TASK STATEMENT:
Identify the lines holding "積雪以外" and copy them.

· · ·

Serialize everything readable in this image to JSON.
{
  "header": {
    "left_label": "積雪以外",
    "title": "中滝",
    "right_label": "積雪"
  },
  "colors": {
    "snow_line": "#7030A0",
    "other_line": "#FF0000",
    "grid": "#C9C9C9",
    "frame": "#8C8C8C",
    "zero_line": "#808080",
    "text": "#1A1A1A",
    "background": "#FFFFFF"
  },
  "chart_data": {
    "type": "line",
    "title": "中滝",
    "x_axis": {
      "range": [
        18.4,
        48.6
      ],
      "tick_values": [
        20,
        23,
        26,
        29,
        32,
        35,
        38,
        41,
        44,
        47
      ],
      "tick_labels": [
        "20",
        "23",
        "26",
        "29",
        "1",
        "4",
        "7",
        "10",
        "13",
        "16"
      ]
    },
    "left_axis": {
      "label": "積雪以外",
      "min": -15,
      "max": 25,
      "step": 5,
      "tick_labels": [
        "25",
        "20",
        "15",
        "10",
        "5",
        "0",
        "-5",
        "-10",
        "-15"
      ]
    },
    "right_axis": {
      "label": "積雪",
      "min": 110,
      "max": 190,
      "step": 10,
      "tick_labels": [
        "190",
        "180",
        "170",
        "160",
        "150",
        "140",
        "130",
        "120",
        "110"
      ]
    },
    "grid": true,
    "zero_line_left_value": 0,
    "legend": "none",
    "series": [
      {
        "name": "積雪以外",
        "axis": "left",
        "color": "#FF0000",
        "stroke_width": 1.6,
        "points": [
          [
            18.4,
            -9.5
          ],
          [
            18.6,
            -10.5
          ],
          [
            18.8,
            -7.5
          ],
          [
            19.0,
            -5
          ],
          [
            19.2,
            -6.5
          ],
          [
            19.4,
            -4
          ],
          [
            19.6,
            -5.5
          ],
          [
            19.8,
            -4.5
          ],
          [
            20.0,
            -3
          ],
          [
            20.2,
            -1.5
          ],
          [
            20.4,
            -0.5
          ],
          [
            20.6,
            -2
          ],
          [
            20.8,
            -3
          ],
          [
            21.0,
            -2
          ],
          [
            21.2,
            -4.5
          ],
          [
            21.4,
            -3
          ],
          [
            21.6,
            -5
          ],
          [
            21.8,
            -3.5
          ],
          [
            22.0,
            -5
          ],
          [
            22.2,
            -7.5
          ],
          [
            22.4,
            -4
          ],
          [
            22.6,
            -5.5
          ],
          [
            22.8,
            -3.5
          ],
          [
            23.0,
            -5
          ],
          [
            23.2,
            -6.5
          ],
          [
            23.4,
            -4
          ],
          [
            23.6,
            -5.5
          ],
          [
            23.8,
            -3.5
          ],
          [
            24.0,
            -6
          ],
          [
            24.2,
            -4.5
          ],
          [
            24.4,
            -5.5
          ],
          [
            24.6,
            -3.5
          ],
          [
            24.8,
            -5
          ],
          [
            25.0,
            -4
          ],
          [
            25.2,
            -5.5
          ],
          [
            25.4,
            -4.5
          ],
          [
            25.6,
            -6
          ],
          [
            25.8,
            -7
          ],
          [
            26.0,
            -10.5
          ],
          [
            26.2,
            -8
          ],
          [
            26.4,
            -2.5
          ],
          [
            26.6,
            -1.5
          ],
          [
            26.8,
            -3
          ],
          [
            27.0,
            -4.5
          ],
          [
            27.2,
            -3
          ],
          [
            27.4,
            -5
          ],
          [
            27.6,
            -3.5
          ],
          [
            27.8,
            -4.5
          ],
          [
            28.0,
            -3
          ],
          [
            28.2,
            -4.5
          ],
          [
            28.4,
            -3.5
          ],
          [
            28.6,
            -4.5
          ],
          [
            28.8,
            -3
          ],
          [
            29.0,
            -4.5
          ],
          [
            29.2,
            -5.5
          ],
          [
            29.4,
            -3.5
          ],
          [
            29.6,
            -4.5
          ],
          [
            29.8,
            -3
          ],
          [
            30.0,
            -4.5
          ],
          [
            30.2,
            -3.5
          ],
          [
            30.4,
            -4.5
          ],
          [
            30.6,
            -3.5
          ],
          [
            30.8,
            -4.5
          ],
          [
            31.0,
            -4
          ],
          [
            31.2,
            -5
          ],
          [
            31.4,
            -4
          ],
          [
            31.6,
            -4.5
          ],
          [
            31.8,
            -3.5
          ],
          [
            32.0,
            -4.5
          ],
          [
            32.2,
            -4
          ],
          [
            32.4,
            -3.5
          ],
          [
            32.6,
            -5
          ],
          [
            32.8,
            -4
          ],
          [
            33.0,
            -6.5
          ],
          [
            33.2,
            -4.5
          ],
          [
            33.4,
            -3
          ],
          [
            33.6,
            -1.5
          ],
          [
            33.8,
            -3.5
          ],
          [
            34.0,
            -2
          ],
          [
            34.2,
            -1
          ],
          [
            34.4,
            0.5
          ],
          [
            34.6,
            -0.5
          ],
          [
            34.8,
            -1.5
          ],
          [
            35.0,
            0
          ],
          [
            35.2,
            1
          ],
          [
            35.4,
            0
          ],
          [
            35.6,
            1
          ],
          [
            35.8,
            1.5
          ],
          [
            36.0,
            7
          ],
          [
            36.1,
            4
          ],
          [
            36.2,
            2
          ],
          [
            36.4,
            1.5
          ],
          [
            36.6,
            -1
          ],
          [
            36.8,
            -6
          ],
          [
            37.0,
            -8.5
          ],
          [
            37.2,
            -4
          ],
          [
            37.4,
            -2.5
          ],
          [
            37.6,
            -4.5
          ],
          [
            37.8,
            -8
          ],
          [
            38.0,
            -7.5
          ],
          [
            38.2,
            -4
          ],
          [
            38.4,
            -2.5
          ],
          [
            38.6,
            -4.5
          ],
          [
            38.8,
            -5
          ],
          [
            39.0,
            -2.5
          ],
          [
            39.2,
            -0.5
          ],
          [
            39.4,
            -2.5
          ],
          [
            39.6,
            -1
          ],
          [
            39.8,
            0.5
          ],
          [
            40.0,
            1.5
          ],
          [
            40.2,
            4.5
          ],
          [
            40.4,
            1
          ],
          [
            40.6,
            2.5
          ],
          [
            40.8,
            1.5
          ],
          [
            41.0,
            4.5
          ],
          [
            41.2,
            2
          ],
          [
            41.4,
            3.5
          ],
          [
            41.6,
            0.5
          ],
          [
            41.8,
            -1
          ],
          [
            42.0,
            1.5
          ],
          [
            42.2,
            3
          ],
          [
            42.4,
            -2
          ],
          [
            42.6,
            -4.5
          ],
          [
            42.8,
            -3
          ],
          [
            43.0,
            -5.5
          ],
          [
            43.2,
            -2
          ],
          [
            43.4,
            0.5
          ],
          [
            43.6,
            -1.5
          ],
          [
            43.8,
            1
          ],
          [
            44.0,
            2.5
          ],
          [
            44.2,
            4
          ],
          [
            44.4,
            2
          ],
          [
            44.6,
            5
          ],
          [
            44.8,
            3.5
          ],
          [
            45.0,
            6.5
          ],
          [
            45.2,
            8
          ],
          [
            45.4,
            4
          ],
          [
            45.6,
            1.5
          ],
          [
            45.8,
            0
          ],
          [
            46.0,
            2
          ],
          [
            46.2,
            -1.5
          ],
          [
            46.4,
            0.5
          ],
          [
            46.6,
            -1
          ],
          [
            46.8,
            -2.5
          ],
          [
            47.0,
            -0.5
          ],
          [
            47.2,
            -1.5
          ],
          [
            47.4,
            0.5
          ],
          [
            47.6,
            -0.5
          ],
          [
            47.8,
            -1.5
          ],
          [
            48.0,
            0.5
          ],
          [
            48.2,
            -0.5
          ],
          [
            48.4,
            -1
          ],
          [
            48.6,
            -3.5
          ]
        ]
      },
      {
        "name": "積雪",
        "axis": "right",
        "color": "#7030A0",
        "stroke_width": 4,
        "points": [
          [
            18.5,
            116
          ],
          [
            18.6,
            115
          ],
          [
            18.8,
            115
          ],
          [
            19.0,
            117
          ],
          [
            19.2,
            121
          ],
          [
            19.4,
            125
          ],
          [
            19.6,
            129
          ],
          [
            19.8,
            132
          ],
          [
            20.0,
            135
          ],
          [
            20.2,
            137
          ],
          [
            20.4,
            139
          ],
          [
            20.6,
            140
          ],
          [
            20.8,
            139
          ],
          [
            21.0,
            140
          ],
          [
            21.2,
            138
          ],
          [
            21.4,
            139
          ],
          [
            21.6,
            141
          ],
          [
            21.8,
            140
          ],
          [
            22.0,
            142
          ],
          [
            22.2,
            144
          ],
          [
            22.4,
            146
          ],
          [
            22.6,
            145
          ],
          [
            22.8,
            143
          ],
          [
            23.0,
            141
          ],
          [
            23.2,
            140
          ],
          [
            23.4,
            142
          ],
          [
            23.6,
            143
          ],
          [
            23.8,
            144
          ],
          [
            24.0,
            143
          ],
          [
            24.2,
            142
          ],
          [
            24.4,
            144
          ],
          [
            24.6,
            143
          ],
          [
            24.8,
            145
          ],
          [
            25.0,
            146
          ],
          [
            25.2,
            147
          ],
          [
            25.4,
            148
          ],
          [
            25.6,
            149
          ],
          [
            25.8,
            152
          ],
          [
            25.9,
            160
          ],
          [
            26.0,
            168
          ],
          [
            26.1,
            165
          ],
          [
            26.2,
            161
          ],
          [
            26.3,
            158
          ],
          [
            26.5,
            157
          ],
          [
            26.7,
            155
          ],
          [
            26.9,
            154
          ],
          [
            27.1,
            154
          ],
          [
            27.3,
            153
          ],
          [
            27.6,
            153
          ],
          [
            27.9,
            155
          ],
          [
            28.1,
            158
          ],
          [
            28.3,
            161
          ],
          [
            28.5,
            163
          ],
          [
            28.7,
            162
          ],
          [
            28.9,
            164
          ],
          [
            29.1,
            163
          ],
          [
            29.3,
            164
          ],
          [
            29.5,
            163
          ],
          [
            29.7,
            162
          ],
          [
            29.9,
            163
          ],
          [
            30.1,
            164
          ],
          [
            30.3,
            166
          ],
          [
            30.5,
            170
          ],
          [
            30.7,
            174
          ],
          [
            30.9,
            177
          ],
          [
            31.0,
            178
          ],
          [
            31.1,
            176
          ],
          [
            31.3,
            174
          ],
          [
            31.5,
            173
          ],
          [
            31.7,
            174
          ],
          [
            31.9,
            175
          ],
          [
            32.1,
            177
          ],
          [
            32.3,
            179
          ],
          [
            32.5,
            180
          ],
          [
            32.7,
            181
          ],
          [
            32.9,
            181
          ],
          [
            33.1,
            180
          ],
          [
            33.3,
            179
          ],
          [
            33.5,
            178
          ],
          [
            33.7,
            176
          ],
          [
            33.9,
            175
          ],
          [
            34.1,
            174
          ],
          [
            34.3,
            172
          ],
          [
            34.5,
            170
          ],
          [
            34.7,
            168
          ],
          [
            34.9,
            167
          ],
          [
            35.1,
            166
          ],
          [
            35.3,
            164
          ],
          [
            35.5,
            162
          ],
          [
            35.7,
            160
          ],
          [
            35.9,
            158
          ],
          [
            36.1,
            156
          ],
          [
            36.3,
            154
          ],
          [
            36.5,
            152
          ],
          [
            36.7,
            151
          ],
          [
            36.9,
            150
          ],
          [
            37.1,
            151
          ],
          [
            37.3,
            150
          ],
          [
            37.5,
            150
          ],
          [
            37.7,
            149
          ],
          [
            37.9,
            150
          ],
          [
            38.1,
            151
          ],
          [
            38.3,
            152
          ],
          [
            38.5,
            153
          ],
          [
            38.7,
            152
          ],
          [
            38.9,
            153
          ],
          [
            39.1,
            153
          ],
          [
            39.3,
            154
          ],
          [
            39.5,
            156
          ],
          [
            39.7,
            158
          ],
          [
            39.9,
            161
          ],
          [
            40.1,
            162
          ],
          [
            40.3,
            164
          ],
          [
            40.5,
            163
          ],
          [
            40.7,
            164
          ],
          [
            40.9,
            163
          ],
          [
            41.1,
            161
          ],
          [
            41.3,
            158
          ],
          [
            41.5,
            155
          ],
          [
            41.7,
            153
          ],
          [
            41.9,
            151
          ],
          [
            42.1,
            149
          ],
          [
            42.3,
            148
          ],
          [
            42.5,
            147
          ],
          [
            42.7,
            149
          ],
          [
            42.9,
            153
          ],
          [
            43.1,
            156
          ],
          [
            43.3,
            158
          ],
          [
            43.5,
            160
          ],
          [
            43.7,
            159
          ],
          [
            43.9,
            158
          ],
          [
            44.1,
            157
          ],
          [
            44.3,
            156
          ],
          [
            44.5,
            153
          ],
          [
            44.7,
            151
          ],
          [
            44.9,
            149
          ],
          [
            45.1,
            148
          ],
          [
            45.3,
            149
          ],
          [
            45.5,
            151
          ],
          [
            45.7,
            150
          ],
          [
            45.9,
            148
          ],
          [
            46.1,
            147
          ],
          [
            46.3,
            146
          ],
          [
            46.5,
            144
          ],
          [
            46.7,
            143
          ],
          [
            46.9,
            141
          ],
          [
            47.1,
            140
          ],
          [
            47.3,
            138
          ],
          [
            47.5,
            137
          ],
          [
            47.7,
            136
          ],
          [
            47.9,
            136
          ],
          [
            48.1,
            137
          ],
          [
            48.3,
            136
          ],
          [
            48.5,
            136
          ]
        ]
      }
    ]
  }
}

· · ·

EXERCISE RESULT:
    "left_label": "積雪以外",
      "label": "積雪以外",
        "name": "積雪以外",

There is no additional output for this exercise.